Goal – Quote the records that follow in full, leaving the pictures out.

(Collected data)
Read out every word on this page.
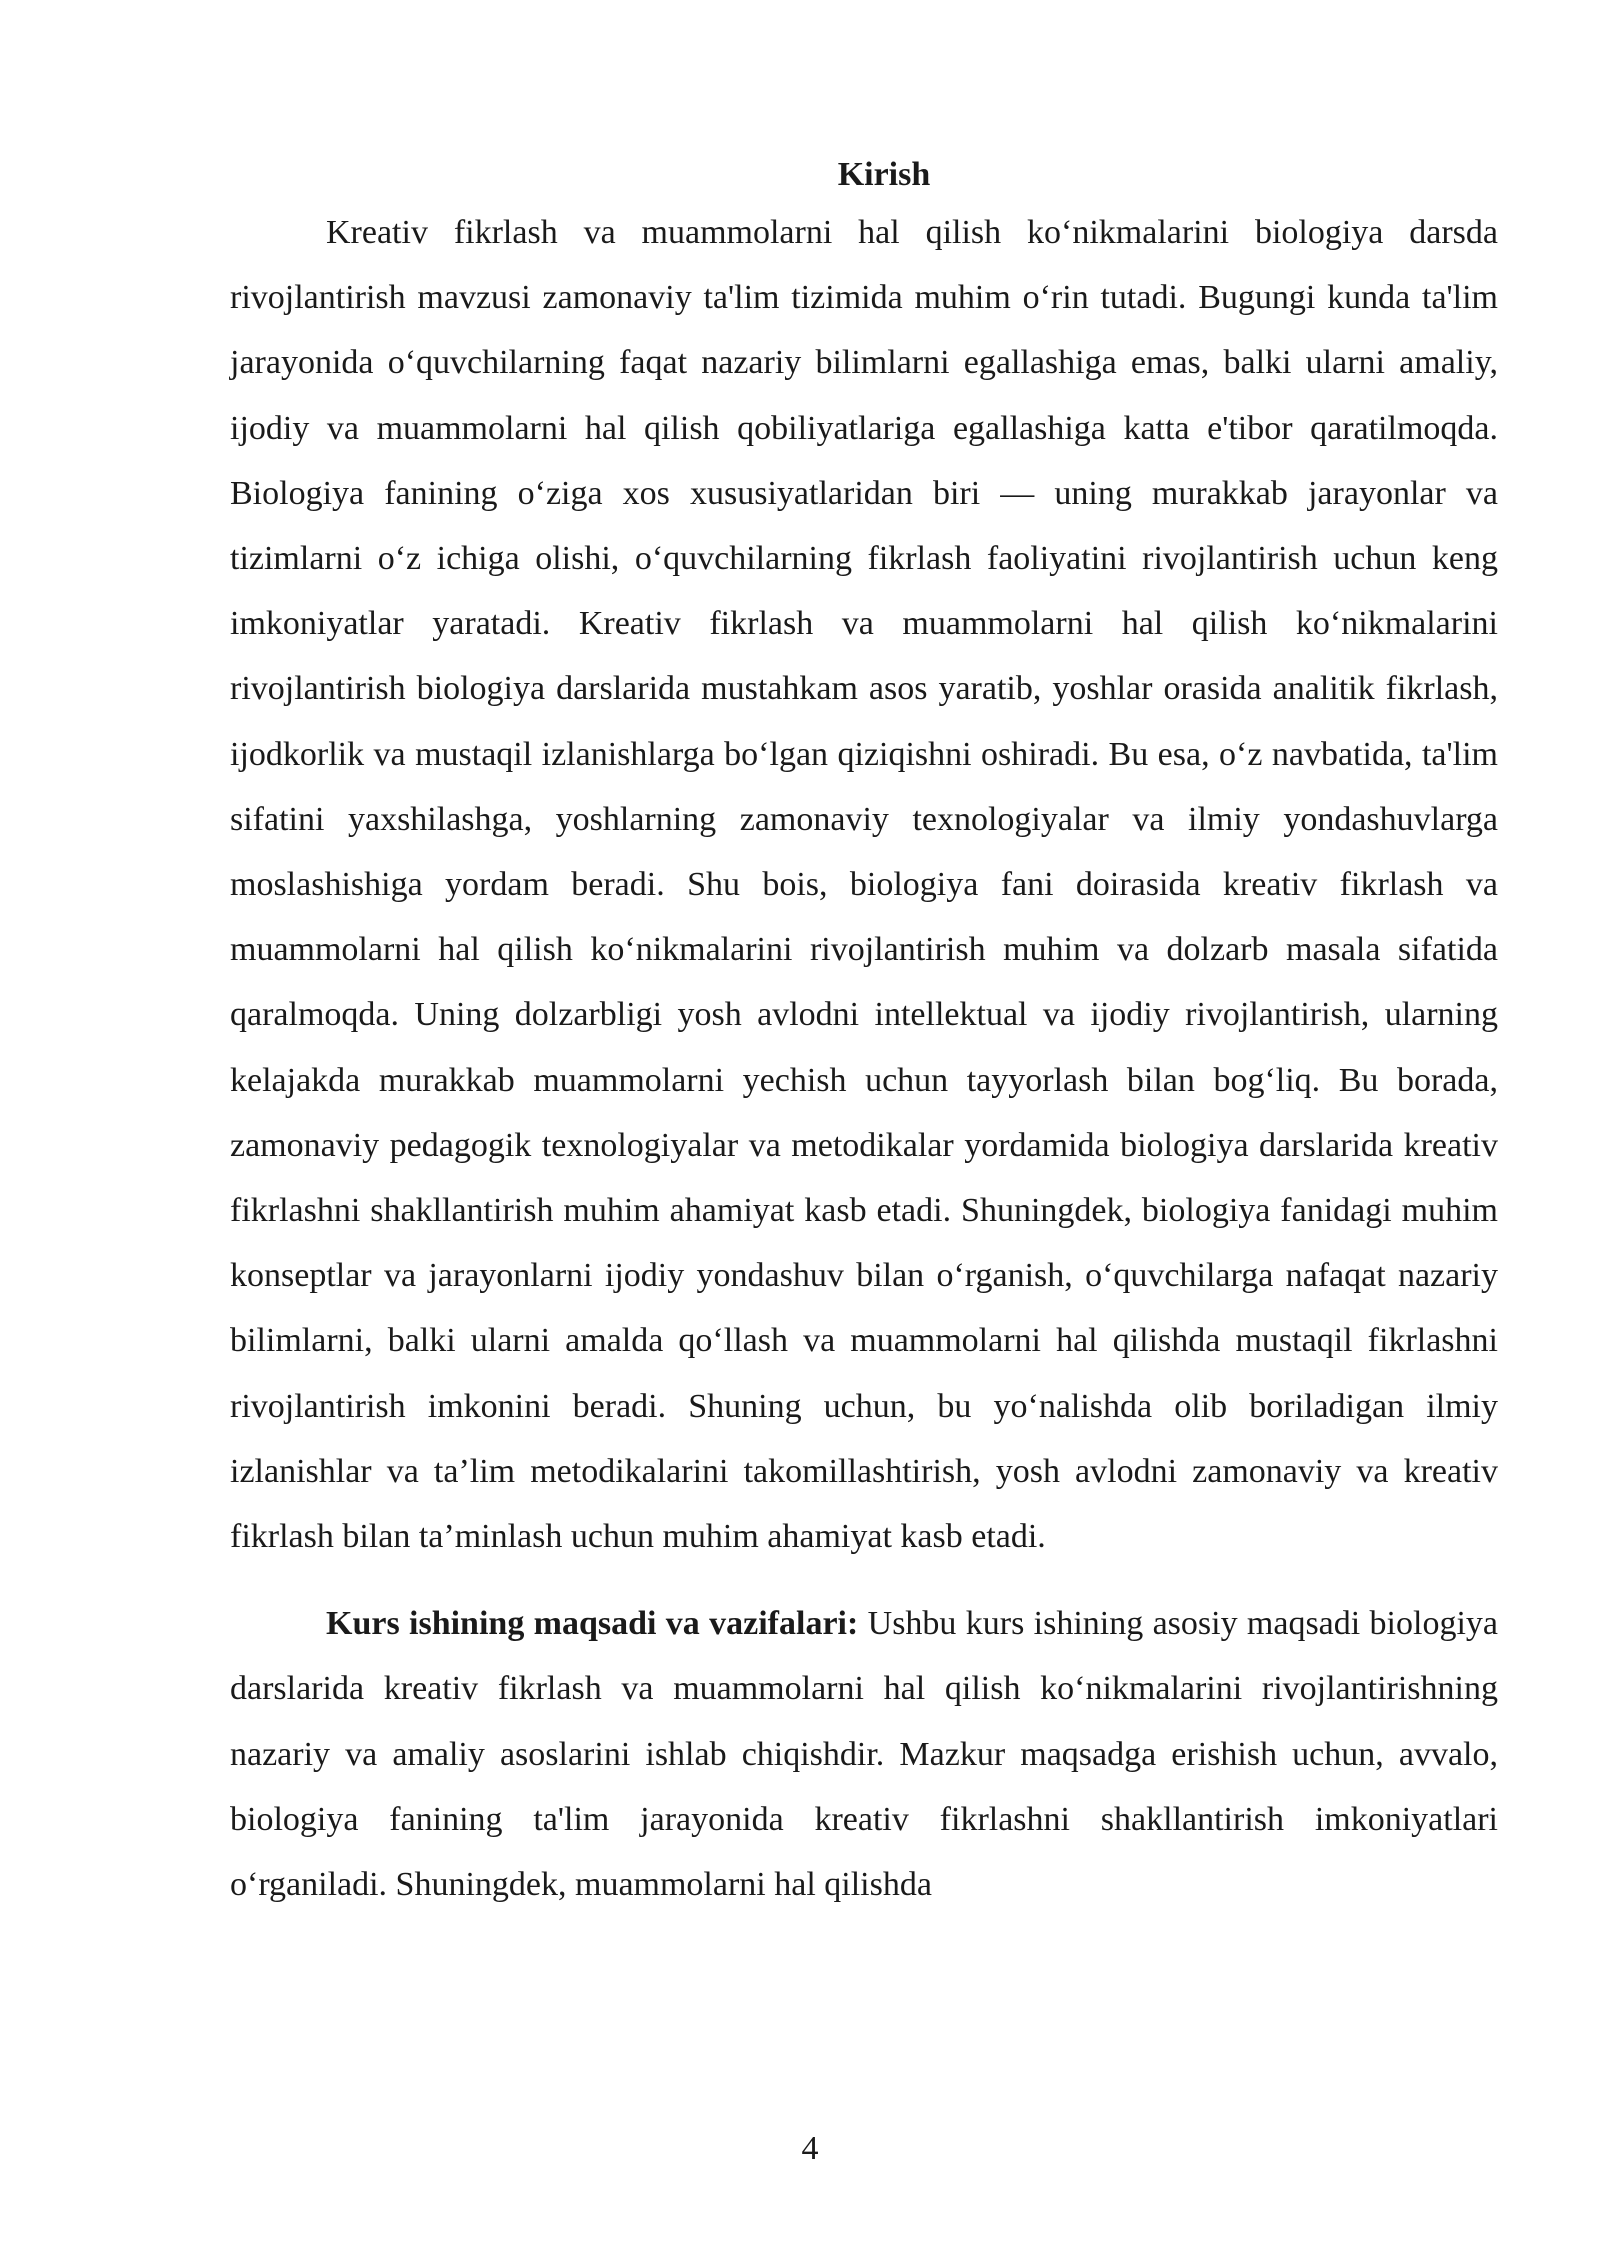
Kirish

Kreativ fikrlash va muammolarni hal qilish ko‘nikmalarini biologiya darsda rivojlantirish mavzusi zamonaviy ta'lim tizimida muhim o‘rin tutadi. Bugungi kunda ta'lim jarayonida o‘quvchilarning faqat nazariy bilimlarni egallashiga emas, balki ularni amaliy, ijodiy va muammolarni hal qilish qobiliyatlariga egallashiga katta e'tibor qaratilmoqda. Biologiya fanining o‘ziga xos xususiyatlaridan biri — uning murakkab jarayonlar va tizimlarni o‘z ichiga olishi, o‘quvchilarning fikrlash faoliyatini rivojlantirish uchun keng imkoniyatlar yaratadi. Kreativ fikrlash va muammolarni hal qilish ko‘nikmalarini rivojlantirish biologiya darslarida mustahkam asos yaratib, yoshlar orasida analitik fikrlash, ijodkorlik va mustaqil izlanishlarga bo‘lgan qiziqishni oshiradi. Bu esa, o‘z navbatida, ta'lim sifatini yaxshilashga, yoshlarning zamonaviy texnologiyalar va ilmiy yondashuvlarga moslashishiga yordam beradi. Shu bois, biologiya fani doirasida kreativ fikrlash va muammolarni hal qilish ko‘nikmalarini rivojlantirish muhim va dolzarb masala sifatida qaralmoqda. Uning dolzarbligi yosh avlodni intellektual va ijodiy rivojlantirish, ularning kelajakda murakkab muammolarni yechish uchun tayyorlash bilan bog‘liq. Bu borada, zamonaviy pedagogik texnologiyalar va metodikalar yordamida biologiya darslarida kreativ fikrlashni shakllantirish muhim ahamiyat kasb etadi. Shuningdek, biologiya fanidagi muhim konseptlar va jarayonlarni ijodiy yondashuv bilan o‘rganish, o‘quvchilarga nafaqat nazariy bilimlarni, balki ularni amalda qo‘llash va muammolarni hal qilishda mustaqil fikrlashni rivojlantirish imkonini beradi. Shuning uchun, bu yo‘nalishda olib boriladigan ilmiy izlanishlar va ta’lim metodikalarini takomillashtirish, yosh avlodni zamonaviy va kreativ fikrlash bilan ta’minlash uchun muhim ahamiyat kasb etadi.

Kurs ishining maqsadi va vazifalari: Ushbu kurs ishining asosiy maqsadi biologiya darslarida kreativ fikrlash va muammolarni hal qilish ko‘nikmalarini rivojlantirishning nazariy va amaliy asoslarini ishlab chiqishdir. Mazkur maqsadga erishish uchun, avvalo, biologiya fanining ta'lim jarayonida kreativ fikrlashni shakllantirish imkoniyatlari o‘rganiladi. Shuningdek, muammolarni hal qilishda

4
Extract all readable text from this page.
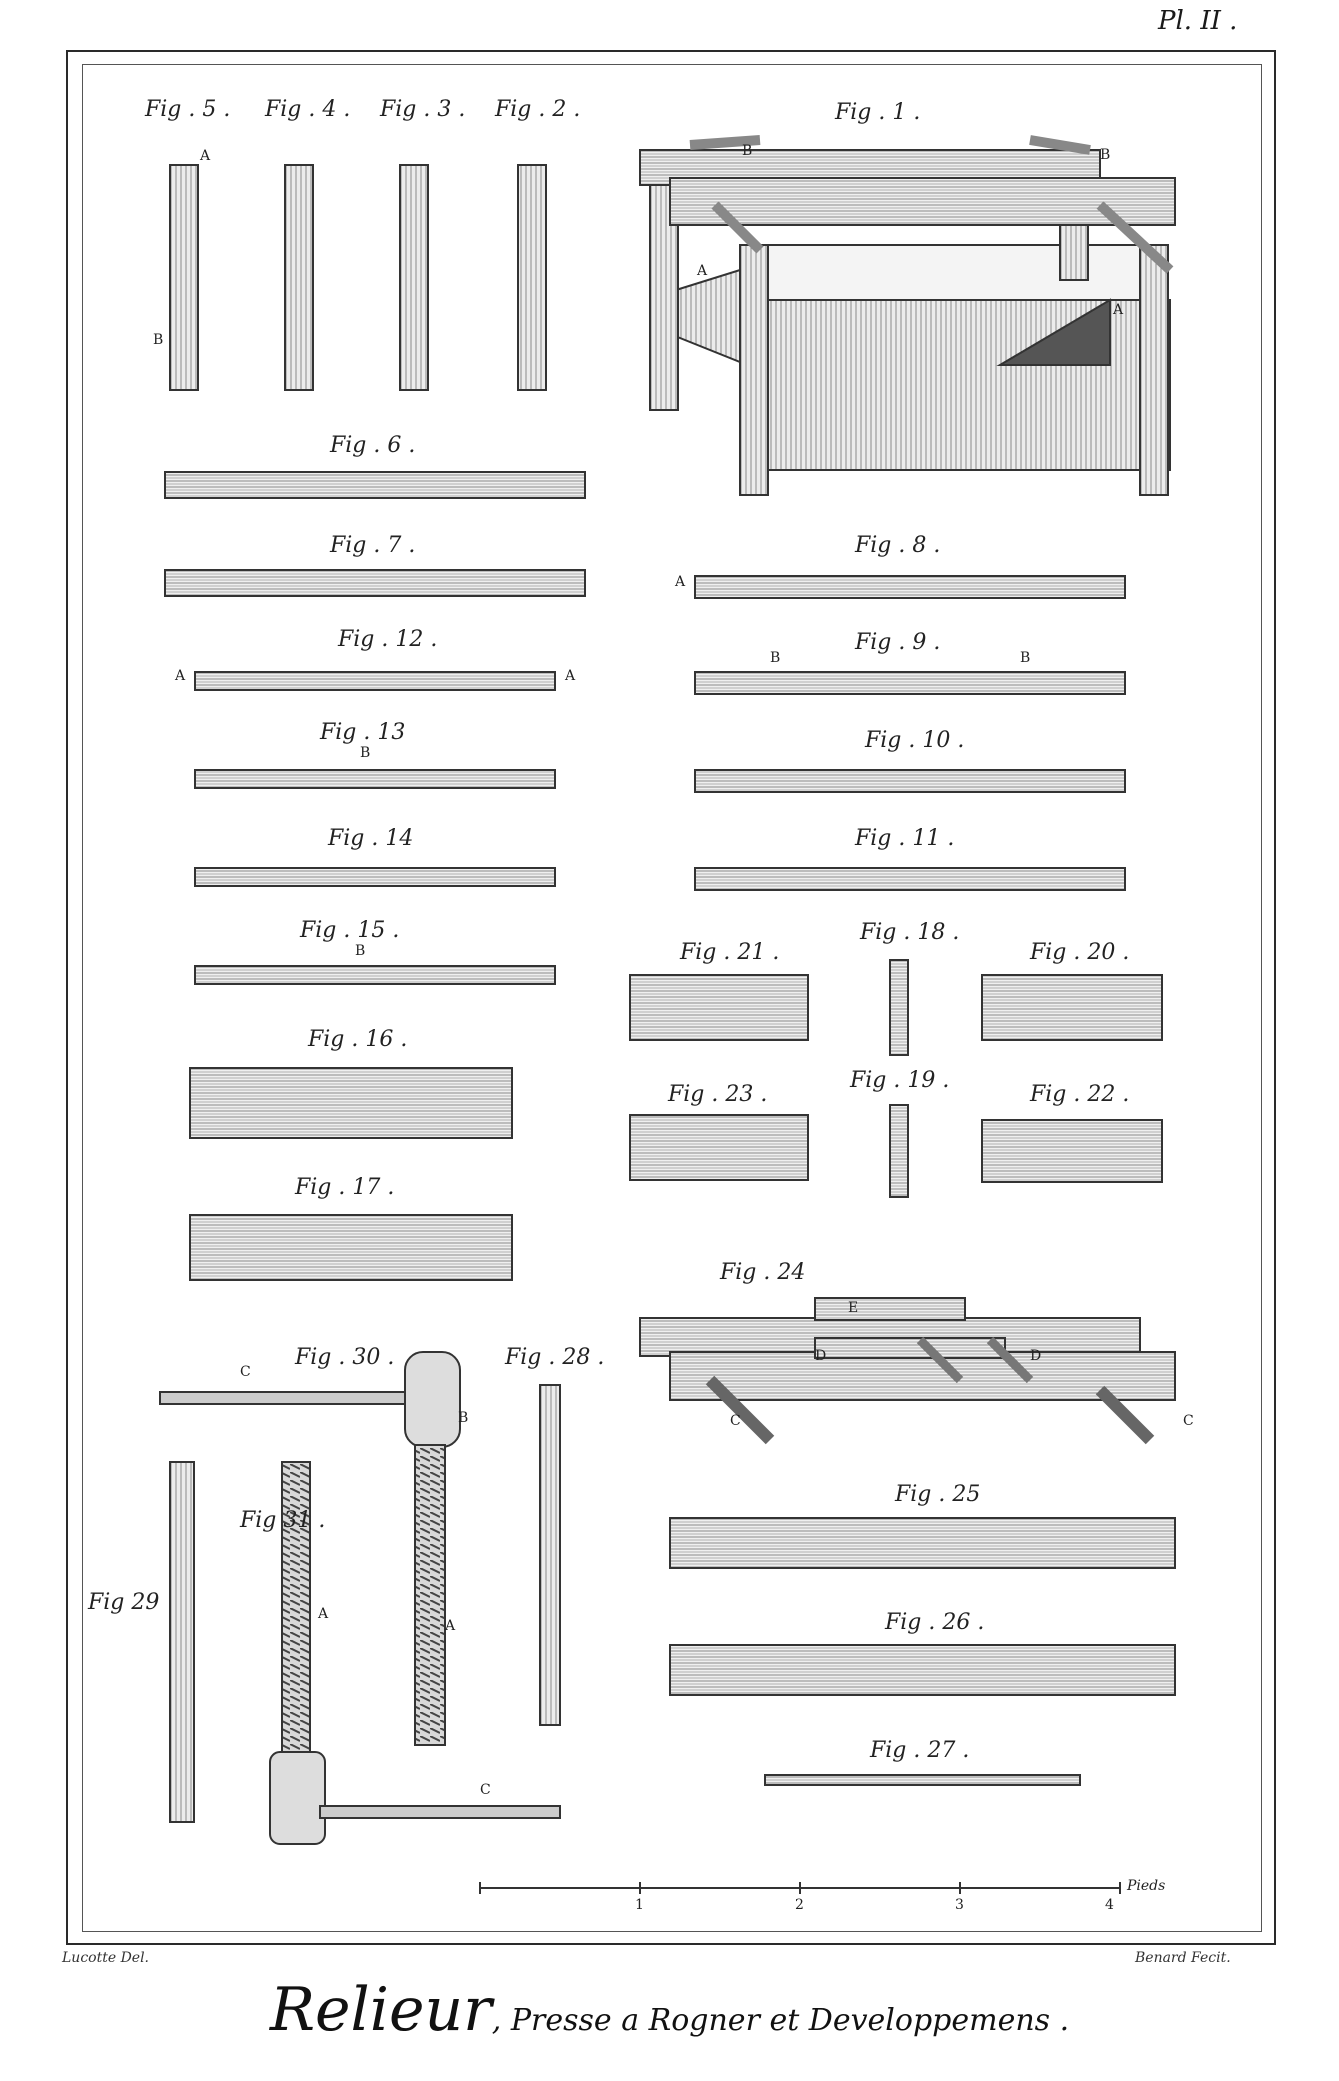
Pl. II .
Fig . 5 . Fig . 4 . Fig . 3 . Fig . 2 .	Fig . 1 .
Fig . 6 .
Fig . 7 .	Fig . 8 .
Fig . 12 .	Fig . 9 .
Fig . 13	Fig . 10 .
Fig . 14	Fig . 11 .
Fig . 15 .
Fig . 21 .
Fig . 18 .
Fig . 20 .
Fig . 16 .
Fig . 23 .
Fig . 19 .
Fig . 22 .
Fig . 17 .
Fig . 24
Fig . 30 .	Fig . 28 .
Fig 31 .
Fig 29
Fig . 25
Fig . 26 .
Fig . 27 .
A
B
B	B
A
A
A
A	A
B	B
B
B
E
D	D
C
C
C	C
A
A
B
1	2	3	4
Pieds
Lucotte Del.	Benard Fecit.
Relieur, Presse a Rogner et Developpemens .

The response –
Read out every word on this page.
Kirish

Kreativ fikrlash va muammolarni hal qilish ko‘nikmalarini biologiya darsda rivojlantirish mavzusi zamonaviy ta'lim tizimida muhim o‘rin tutadi. Bugungi kunda ta'lim jarayonida o‘quvchilarning faqat nazariy bilimlarni egallashiga emas, balki ularni amaliy, ijodiy va muammolarni hal qilish qobiliyatlariga egallashiga katta e'tibor qaratilmoqda. Biologiya fanining o‘ziga xos xususiyatlaridan biri — uning murakkab jarayonlar va tizimlarni o‘z ichiga olishi, o‘quvchilarning fikrlash faoliyatini rivojlantirish uchun keng imkoniyatlar yaratadi. Kreativ fikrlash va muammolarni hal qilish ko‘nikmalarini rivojlantirish biologiya darslarida mustahkam asos yaratib, yoshlar orasida analitik fikrlash, ijodkorlik va mustaqil izlanishlarga bo‘lgan qiziqishni oshiradi. Bu esa, o‘z navbatida, ta'lim sifatini yaxshilashga, yoshlarning zamonaviy texnologiyalar va ilmiy yondashuvlarga moslashishiga yordam beradi. Shu bois, biologiya fani doirasida kreativ fikrlash va muammolarni hal qilish ko‘nikmalarini rivojlantirish muhim va dolzarb masala sifatida qaralmoqda. Uning dolzarbligi yosh avlodni intellektual va ijodiy rivojlantirish, ularning kelajakda murakkab muammolarni yechish uchun tayyorlash bilan bog‘liq. Bu borada, zamonaviy pedagogik texnologiyalar va metodikalar yordamida biologiya darslarida kreativ fikrlashni shakllantirish muhim ahamiyat kasb etadi. Shuningdek, biologiya fanidagi muhim konseptlar va jarayonlarni ijodiy yondashuv bilan o‘rganish, o‘quvchilarga nafaqat nazariy bilimlarni, balki ularni amalda qo‘llash va muammolarni hal qilishda mustaqil fikrlashni rivojlantirish imkonini beradi. Shuning uchun, bu yo‘nalishda olib boriladigan ilmiy izlanishlar va ta’lim metodikalarini takomillashtirish, yosh avlodni zamonaviy va kreativ fikrlash bilan ta’minlash uchun muhim ahamiyat kasb etadi.

Kurs ishining maqsadi va vazifalari: Ushbu kurs ishining asosiy maqsadi biologiya darslarida kreativ fikrlash va muammolarni hal qilish ko‘nikmalarini rivojlantirishning nazariy va amaliy asoslarini ishlab chiqishdir. Mazkur maqsadga erishish uchun, avvalo, biologiya fanining ta'lim jarayonida kreativ fikrlashni shakllantirish imkoniyatlari o‘rganiladi. Shuningdek, muammolarni hal qilishda

4
Extract all readable text from this page.
Pl. II .
Fig . 5 . Fig . 4 . Fig . 3 . Fig . 2 .	Fig . 1 .
Fig . 6 .
Fig . 7 .	Fig . 8 .
Fig . 12 .	Fig . 9 .
Fig . 13	Fig . 10 .
Fig . 14	Fig . 11 .
Fig . 15 .
Fig . 21 .
Fig . 18 .
Fig . 20 .
Fig . 16 .
Fig . 23 .
Fig . 19 .
Fig . 22 .
Fig . 17 .
Fig . 24
Fig . 30 .	Fig . 28 .
Fig 31 .
Fig 29
Fig . 25
Fig . 26 .
Fig . 27 .
A
B
B	B
A
A
A
A	A
B	B
B
B
E
D	D
C
C
C	C
A
A
B
1	2	3	4
Pieds
Lucotte Del.	Benard Fecit.
Relieur, Presse a Rogner et Developpemens .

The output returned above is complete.